#### [Instructions for the task]
Without the pictures, print each of the records below exactly as it appears.

#### [Records to process]
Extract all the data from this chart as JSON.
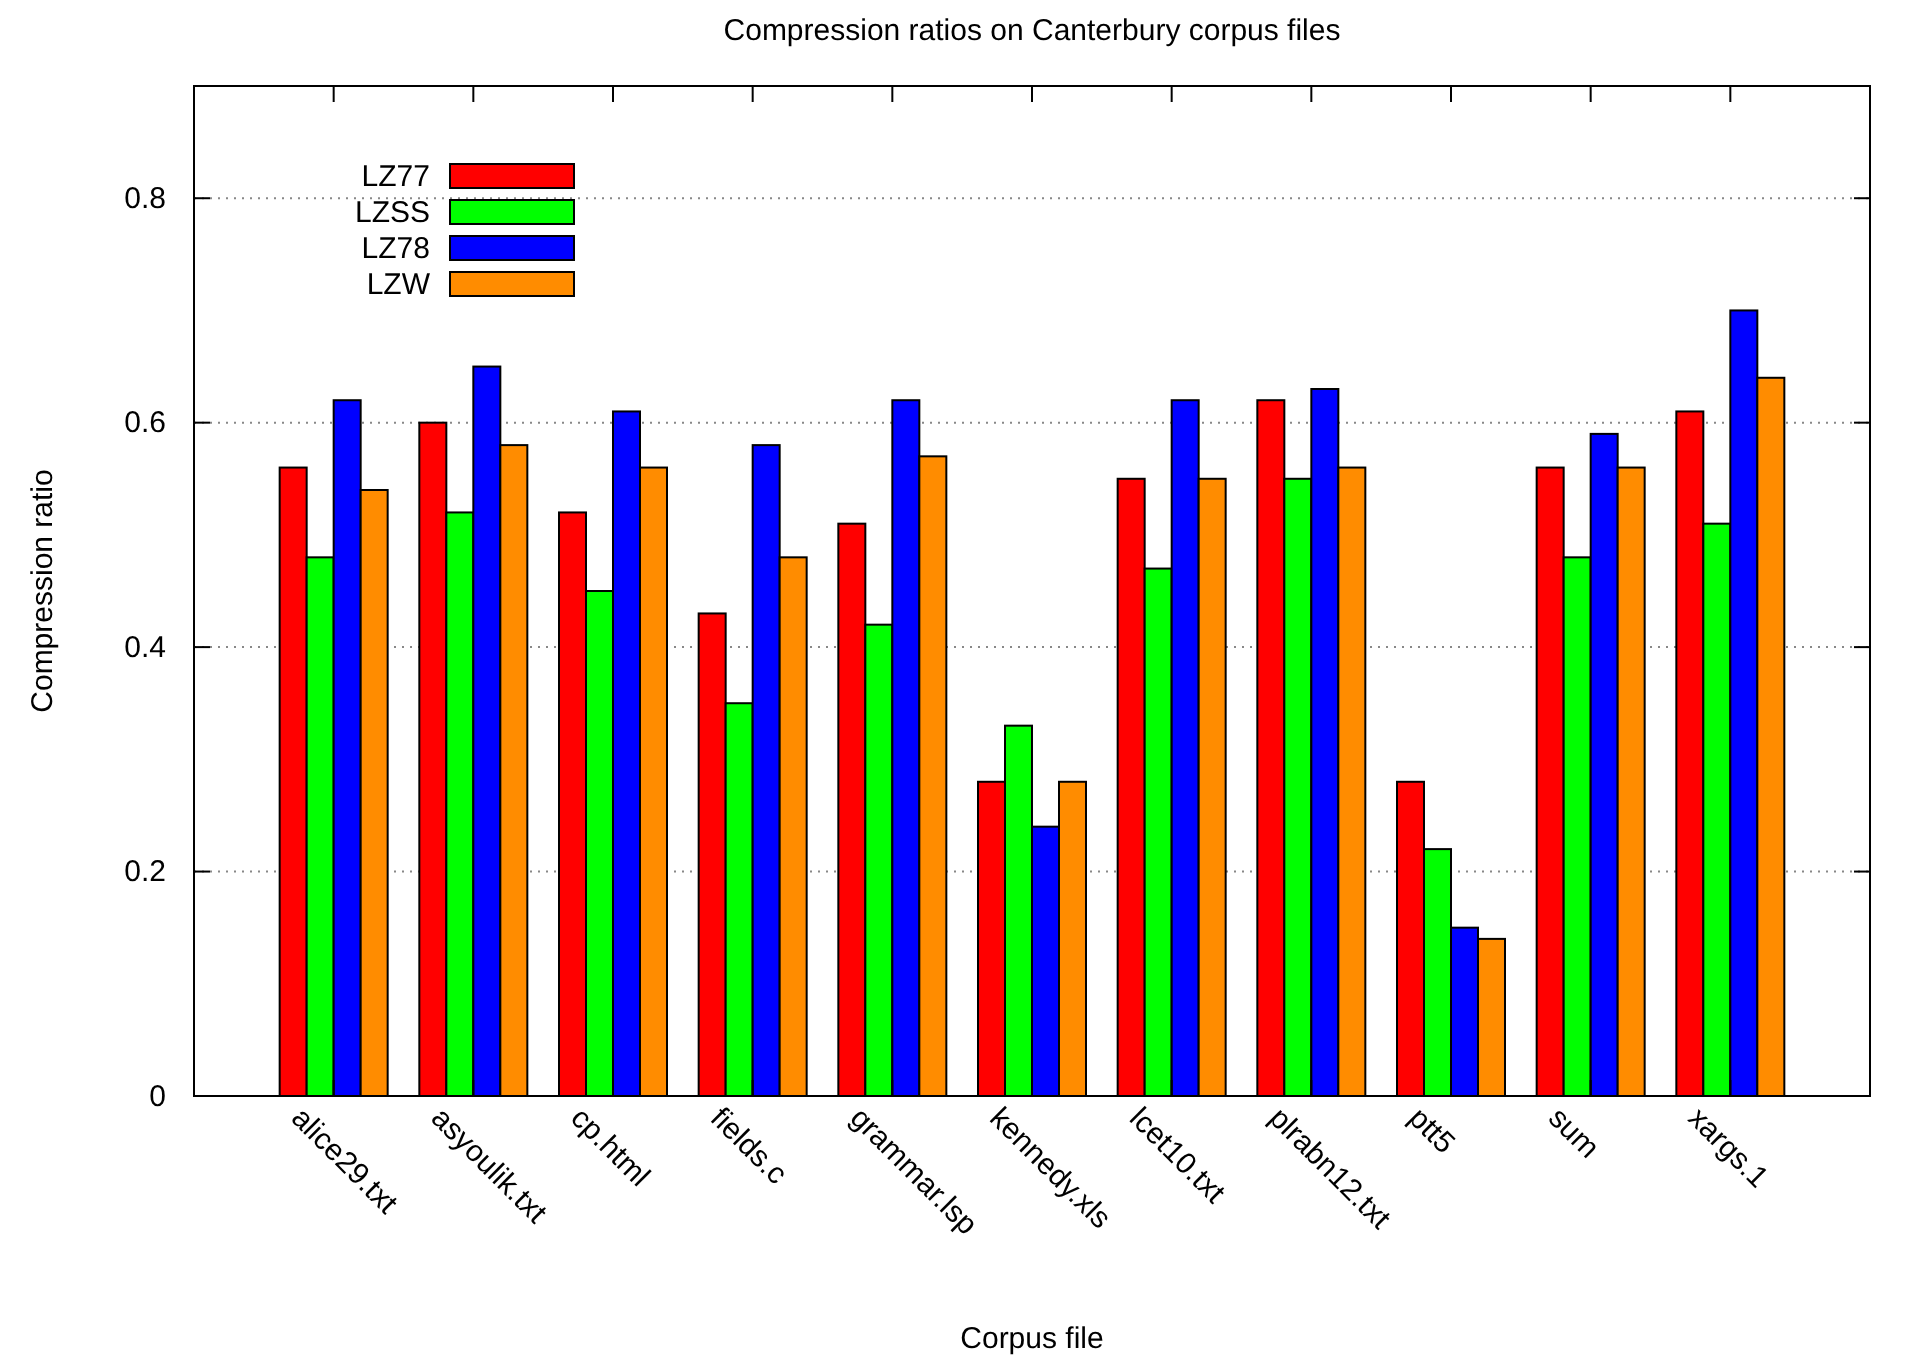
{
  "chart_data": {
    "type": "bar",
    "title": "Compression ratios on Canterbury corpus files",
    "xlabel": "Corpus file",
    "ylabel": "Compression ratio",
    "categories": [
      "alice29.txt",
      "asyoulik.txt",
      "cp.html",
      "fields.c",
      "grammar.lsp",
      "kennedy.xls",
      "lcet10.txt",
      "plrabn12.txt",
      "ptt5",
      "sum",
      "xargs.1"
    ],
    "series": [
      {
        "name": "LZ77",
        "color": "#ff0000",
        "values": [
          0.56,
          0.6,
          0.52,
          0.43,
          0.51,
          0.28,
          0.55,
          0.62,
          0.28,
          0.56,
          0.61
        ]
      },
      {
        "name": "LZSS",
        "color": "#00ff00",
        "values": [
          0.48,
          0.52,
          0.45,
          0.35,
          0.42,
          0.33,
          0.47,
          0.55,
          0.22,
          0.48,
          0.51
        ]
      },
      {
        "name": "LZ78",
        "color": "#0000ff",
        "values": [
          0.62,
          0.65,
          0.61,
          0.58,
          0.62,
          0.24,
          0.62,
          0.63,
          0.15,
          0.59,
          0.7
        ]
      },
      {
        "name": "LZW",
        "color": "#ff8c00",
        "values": [
          0.54,
          0.58,
          0.56,
          0.48,
          0.57,
          0.28,
          0.55,
          0.56,
          0.14,
          0.56,
          0.64
        ]
      }
    ],
    "ylim": [
      0,
      0.9
    ],
    "yticks": [
      0,
      0.2,
      0.4,
      0.6,
      0.8
    ],
    "grid": "y",
    "legend": "top left"
  }
}
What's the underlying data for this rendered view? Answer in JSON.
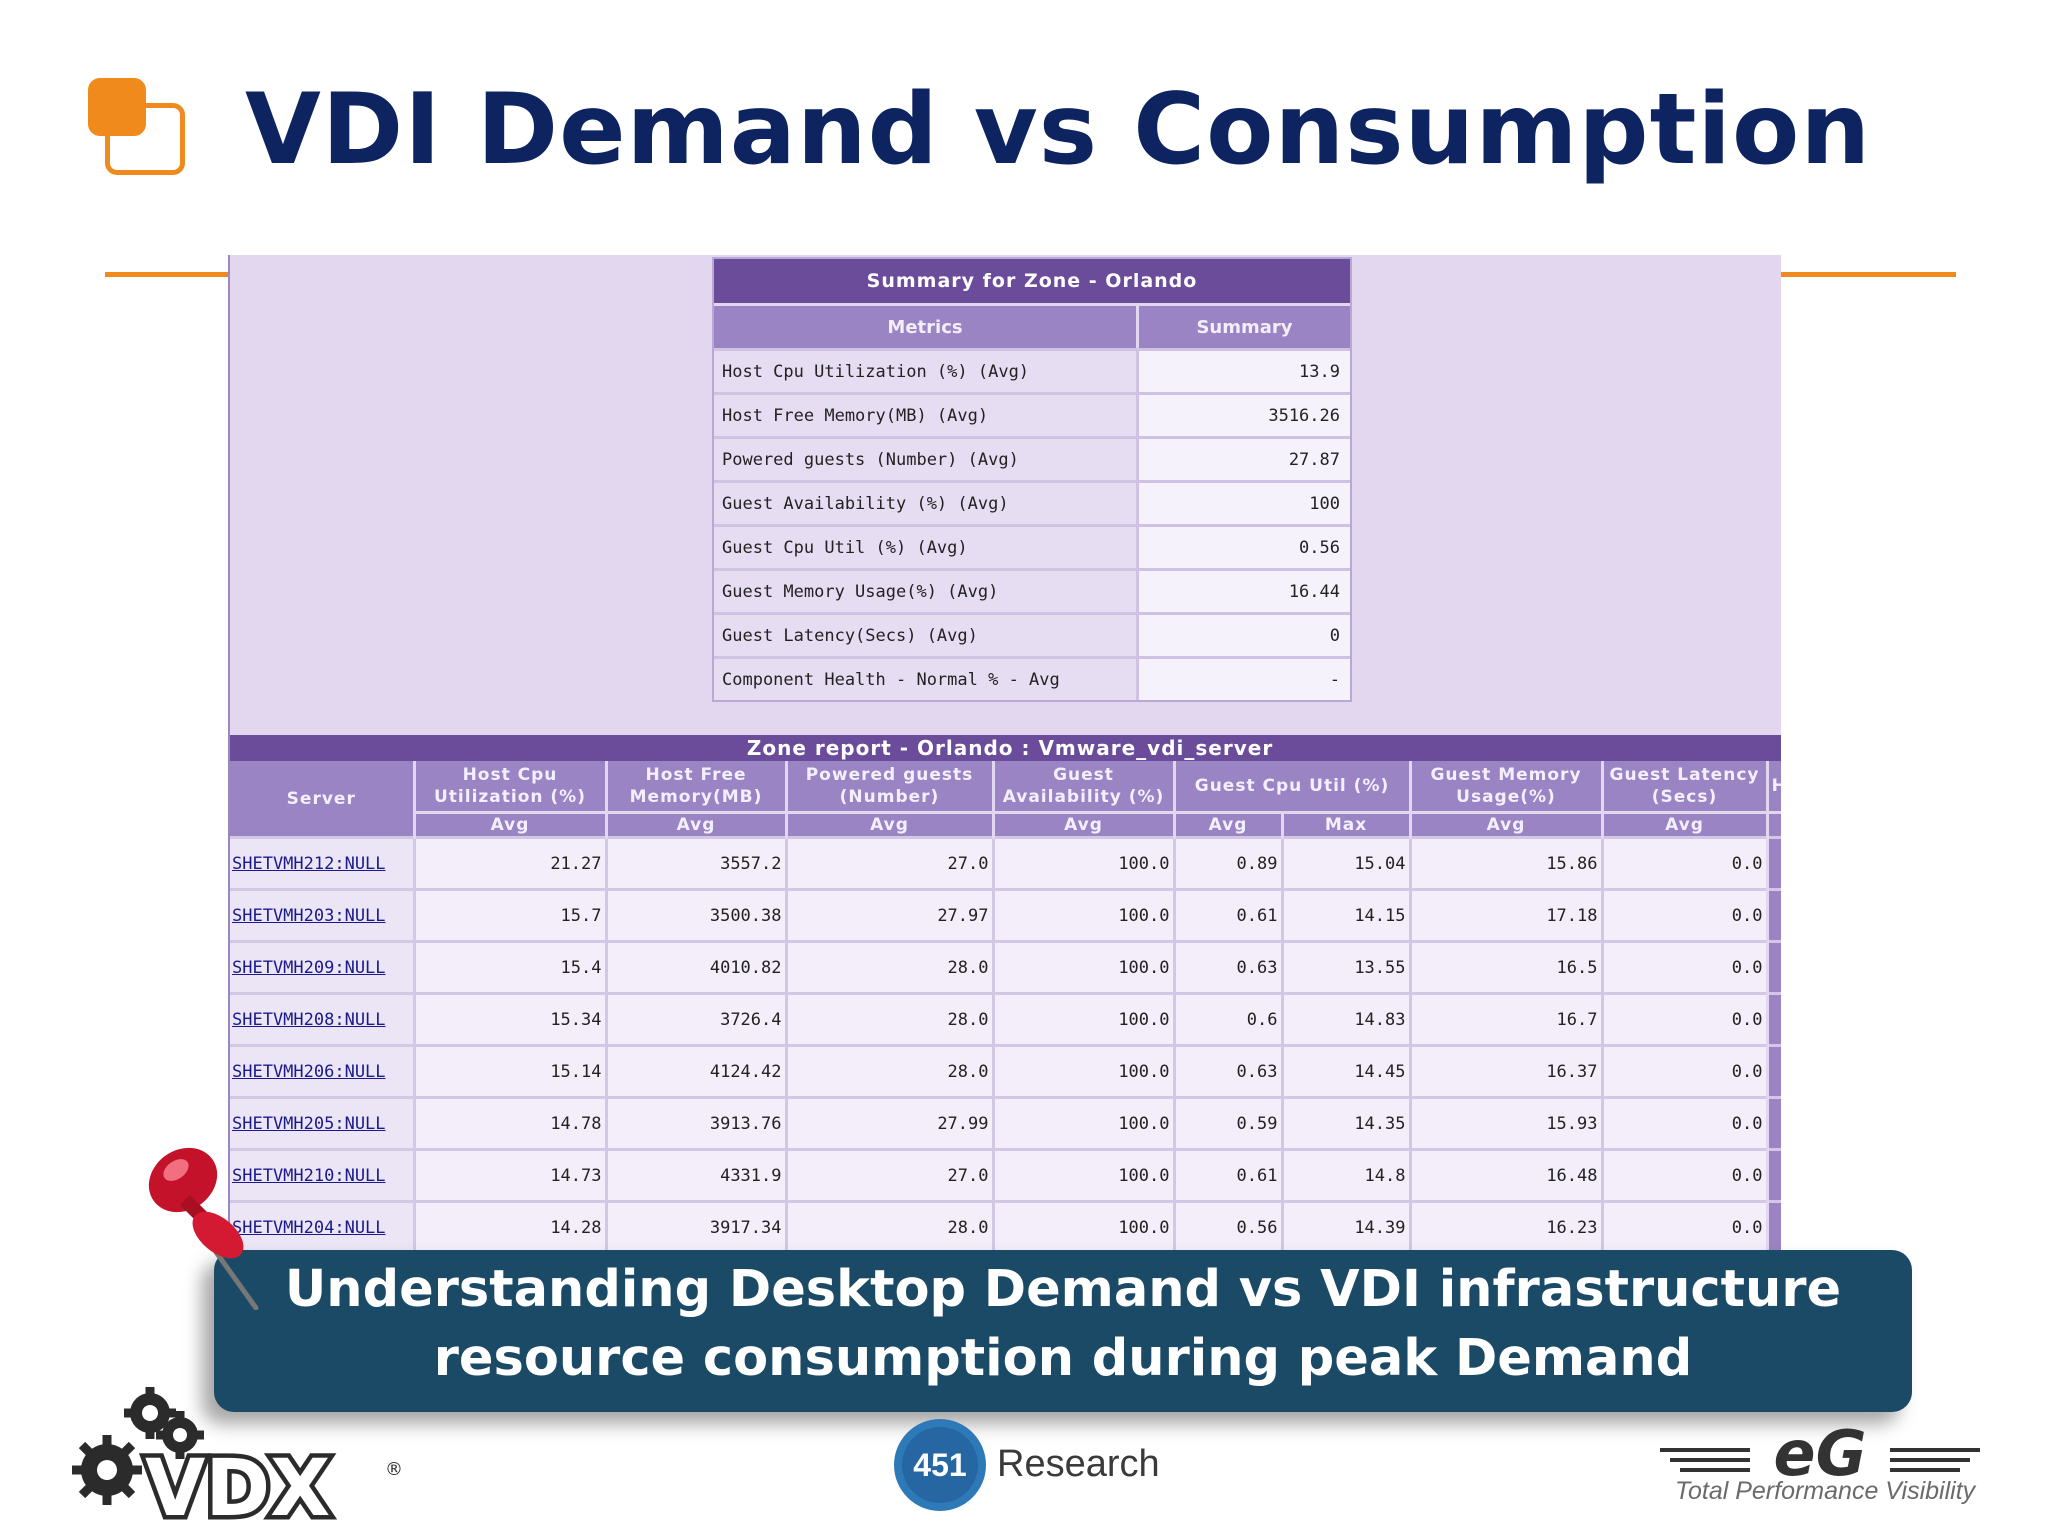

#### [Solution below]
Extract all the data from this chart as JSON.
{
  "chart_data": {
    "type": "bar",
    "title": "Compression ratios on Canterbury corpus files",
    "xlabel": "Corpus file",
    "ylabel": "Compression ratio",
    "categories": [
      "alice29.txt",
      "asyoulik.txt",
      "cp.html",
      "fields.c",
      "grammar.lsp",
      "kennedy.xls",
      "lcet10.txt",
      "plrabn12.txt",
      "ptt5",
      "sum",
      "xargs.1"
    ],
    "series": [
      {
        "name": "LZ77",
        "color": "#ff0000",
        "values": [
          0.56,
          0.6,
          0.52,
          0.43,
          0.51,
          0.28,
          0.55,
          0.62,
          0.28,
          0.56,
          0.61
        ]
      },
      {
        "name": "LZSS",
        "color": "#00ff00",
        "values": [
          0.48,
          0.52,
          0.45,
          0.35,
          0.42,
          0.33,
          0.47,
          0.55,
          0.22,
          0.48,
          0.51
        ]
      },
      {
        "name": "LZ78",
        "color": "#0000ff",
        "values": [
          0.62,
          0.65,
          0.61,
          0.58,
          0.62,
          0.24,
          0.62,
          0.63,
          0.15,
          0.59,
          0.7
        ]
      },
      {
        "name": "LZW",
        "color": "#ff8c00",
        "values": [
          0.54,
          0.58,
          0.56,
          0.48,
          0.57,
          0.28,
          0.55,
          0.56,
          0.14,
          0.56,
          0.64
        ]
      }
    ],
    "ylim": [
      0,
      0.9
    ],
    "yticks": [
      0,
      0.2,
      0.4,
      0.6,
      0.8
    ],
    "grid": "y",
    "legend": "top left"
  }
}
What's the underlying data for this rendered view? Answer in JSON.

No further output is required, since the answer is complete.